Undoubtedly, this witness swore falsely either in her affidavit or in her testimony on the trial. However, on the question of the wilfulness of her false swearing she was entitled to explain her reasons for doing so, and the jury could consider this explanation in passing on her credibility. Hunter v. State, 43 Ga. 483 (2); Williams v. State, 69 Ga. 11 (20, 21, 22b, 28); Campbell v. State, 157 Ga. 233 (2) (121 SE 306); Bivins v. State, 200 Ga. 729 (8), 740 (38 SE2d 273). The jury could have believed her explanation that she gave a false account of the homicide because she was afraid of the defendant and did not want him to know that she was the one who had told of his participation in it.
Furthermore, her testimony was corroborated on several material points by the testimony of Horace McDonald and by circumstances shown by other evidence. Horace McDonald testified that he was with the defendant on Monday, December 4. He stated that: He saw the defendant at the home of the defendant's sister, and the defendant exhibited a pistol and a wallet to him. While they were on a trip in which the defendant was attempting to sell tools (identified by other evidence as the tools of the deceased), the defendant gave him a wallet, telling him to remove any identifying papers in it. The defendant took him to a place where the body of the deceased was found, and the defendant thereafter called the police and notified them that the body was there, fabricating a story that they were taking an old mattress out there and found the deceased.

#### [What this task involves]
List every case the court opinion excerpt cites, giving each case name as it appears in the excerpt.

#### [Raw data]
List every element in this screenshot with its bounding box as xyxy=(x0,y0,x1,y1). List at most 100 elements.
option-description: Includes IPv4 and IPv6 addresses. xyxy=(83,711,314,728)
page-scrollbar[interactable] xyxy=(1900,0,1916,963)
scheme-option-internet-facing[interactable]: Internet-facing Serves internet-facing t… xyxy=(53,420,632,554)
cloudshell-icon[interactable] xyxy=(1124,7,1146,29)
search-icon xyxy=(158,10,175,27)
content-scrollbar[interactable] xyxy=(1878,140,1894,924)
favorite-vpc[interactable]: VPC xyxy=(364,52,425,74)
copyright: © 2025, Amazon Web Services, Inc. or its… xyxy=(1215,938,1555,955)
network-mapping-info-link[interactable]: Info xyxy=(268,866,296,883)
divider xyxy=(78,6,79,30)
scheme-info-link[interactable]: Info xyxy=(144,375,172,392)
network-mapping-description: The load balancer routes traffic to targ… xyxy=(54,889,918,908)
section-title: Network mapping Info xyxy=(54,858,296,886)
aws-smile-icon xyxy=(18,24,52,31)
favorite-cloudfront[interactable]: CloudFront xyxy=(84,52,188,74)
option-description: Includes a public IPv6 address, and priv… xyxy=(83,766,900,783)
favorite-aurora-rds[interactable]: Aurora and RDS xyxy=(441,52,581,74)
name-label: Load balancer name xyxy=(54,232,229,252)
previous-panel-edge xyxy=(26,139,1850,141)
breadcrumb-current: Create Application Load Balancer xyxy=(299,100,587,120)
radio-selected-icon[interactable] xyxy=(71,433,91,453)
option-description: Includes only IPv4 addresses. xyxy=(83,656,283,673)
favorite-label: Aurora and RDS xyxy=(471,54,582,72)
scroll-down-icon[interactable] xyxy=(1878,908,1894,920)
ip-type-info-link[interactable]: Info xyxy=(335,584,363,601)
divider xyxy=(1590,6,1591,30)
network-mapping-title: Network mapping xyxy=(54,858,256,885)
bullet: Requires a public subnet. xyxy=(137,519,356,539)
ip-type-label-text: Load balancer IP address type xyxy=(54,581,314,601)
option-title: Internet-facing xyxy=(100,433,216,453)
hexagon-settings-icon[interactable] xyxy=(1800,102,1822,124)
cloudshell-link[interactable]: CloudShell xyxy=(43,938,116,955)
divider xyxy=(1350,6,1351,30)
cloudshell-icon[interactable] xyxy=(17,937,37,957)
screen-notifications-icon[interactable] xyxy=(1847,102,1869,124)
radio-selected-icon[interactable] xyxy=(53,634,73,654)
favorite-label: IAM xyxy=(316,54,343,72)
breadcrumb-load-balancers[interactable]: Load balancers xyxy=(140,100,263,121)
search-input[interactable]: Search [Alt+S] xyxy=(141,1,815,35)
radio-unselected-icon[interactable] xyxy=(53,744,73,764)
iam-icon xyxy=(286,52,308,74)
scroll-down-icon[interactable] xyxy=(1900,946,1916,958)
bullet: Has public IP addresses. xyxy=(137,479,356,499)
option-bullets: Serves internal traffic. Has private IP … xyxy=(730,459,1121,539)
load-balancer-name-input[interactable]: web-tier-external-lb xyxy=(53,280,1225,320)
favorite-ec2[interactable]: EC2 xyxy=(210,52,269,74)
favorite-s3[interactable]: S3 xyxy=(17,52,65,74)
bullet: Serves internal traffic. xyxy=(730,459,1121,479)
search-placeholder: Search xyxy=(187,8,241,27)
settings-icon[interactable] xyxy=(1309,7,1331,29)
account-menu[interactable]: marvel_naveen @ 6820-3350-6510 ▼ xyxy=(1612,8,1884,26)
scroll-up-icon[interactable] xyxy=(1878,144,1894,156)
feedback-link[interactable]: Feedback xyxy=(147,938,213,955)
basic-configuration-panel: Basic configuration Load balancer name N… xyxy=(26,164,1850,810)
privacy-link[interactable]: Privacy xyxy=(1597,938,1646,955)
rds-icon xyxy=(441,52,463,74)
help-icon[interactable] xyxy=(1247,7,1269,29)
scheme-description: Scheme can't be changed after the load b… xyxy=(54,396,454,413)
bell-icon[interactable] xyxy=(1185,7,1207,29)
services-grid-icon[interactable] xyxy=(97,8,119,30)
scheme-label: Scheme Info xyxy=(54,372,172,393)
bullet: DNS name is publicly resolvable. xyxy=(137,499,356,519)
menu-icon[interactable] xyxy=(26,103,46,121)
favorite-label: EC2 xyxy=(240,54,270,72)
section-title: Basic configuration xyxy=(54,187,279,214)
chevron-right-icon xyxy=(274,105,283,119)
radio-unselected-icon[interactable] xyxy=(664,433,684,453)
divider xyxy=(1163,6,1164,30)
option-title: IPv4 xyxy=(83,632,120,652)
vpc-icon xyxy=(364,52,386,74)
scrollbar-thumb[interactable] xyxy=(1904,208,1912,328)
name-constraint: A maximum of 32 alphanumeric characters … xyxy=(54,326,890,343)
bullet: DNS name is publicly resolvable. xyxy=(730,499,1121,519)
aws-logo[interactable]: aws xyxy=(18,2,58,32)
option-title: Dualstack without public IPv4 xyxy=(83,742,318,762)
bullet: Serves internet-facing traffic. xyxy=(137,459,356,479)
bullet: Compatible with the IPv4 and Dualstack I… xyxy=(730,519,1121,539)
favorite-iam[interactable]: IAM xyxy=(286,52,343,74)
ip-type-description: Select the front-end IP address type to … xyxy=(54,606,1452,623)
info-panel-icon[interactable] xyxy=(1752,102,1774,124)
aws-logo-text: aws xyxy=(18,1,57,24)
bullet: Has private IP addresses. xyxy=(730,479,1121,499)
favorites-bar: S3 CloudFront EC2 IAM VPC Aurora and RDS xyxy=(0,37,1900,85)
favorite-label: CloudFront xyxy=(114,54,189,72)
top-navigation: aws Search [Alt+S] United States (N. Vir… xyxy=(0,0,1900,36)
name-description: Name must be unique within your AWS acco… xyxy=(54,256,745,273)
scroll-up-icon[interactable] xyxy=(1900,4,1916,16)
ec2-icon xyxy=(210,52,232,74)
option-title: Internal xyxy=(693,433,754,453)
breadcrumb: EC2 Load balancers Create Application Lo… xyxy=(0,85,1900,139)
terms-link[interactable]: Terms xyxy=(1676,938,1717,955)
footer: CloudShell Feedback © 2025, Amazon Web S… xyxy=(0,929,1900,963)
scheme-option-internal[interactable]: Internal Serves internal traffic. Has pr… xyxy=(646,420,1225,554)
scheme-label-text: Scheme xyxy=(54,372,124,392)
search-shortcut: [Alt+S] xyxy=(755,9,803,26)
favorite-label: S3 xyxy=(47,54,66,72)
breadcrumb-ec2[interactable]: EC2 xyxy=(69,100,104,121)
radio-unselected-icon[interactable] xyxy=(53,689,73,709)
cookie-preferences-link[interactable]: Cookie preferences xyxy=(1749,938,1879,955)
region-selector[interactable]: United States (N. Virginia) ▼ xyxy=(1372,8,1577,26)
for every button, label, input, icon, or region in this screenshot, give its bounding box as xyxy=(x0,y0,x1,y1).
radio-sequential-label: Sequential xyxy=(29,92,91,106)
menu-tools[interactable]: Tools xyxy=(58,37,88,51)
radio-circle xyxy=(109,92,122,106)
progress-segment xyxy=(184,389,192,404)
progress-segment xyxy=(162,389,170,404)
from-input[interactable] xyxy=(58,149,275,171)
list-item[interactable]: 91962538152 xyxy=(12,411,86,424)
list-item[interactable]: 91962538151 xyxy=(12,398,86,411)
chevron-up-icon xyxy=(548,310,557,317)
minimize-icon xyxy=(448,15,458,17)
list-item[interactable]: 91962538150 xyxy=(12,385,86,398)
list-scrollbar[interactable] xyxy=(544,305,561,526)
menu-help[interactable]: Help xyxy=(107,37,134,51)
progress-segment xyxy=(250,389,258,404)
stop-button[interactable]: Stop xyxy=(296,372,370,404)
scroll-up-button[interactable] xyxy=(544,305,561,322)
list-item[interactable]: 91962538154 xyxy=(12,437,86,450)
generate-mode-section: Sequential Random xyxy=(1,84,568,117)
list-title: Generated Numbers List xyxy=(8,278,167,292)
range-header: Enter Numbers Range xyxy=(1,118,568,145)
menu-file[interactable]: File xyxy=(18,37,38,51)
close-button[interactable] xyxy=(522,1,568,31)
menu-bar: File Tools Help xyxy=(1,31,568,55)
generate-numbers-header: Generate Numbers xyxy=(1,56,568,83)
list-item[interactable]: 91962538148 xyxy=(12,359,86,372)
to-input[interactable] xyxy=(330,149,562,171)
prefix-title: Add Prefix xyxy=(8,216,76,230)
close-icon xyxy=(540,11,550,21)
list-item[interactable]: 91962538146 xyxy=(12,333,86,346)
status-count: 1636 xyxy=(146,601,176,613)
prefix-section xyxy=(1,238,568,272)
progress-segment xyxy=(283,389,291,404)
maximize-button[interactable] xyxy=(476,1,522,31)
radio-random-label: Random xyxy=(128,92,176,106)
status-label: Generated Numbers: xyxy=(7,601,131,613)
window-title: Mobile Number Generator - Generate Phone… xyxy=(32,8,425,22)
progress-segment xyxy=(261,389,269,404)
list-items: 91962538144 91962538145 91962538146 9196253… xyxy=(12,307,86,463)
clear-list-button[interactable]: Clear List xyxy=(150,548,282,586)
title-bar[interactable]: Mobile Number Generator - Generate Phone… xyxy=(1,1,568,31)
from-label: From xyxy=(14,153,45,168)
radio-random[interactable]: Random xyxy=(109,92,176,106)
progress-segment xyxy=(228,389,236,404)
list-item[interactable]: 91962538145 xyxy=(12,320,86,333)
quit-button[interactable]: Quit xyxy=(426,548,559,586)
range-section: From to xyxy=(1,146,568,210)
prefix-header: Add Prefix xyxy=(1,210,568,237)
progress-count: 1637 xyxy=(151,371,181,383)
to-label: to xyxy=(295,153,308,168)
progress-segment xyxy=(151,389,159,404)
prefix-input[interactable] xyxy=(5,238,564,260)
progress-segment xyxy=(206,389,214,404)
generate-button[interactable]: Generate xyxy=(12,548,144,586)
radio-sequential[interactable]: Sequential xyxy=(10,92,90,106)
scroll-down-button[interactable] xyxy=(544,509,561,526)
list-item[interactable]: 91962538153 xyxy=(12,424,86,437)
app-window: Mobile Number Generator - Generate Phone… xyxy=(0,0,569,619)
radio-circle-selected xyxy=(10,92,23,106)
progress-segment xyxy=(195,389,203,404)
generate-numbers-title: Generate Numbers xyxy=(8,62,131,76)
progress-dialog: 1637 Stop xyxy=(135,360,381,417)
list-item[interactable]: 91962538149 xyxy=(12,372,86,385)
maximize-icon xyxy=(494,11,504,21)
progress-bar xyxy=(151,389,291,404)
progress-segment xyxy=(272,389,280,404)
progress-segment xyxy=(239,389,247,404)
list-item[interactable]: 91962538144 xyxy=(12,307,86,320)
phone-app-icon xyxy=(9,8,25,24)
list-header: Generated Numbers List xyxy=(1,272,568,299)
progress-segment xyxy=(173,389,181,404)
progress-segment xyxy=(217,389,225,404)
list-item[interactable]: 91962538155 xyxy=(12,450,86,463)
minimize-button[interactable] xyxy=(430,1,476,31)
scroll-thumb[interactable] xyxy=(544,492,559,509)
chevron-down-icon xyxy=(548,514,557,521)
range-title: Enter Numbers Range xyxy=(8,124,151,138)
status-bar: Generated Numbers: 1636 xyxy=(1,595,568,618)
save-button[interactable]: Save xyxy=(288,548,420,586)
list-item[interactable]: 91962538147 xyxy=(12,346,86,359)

#### [Answer box]
Hunter v. State
Williams v. State
Campbell v. State
Bivins v. State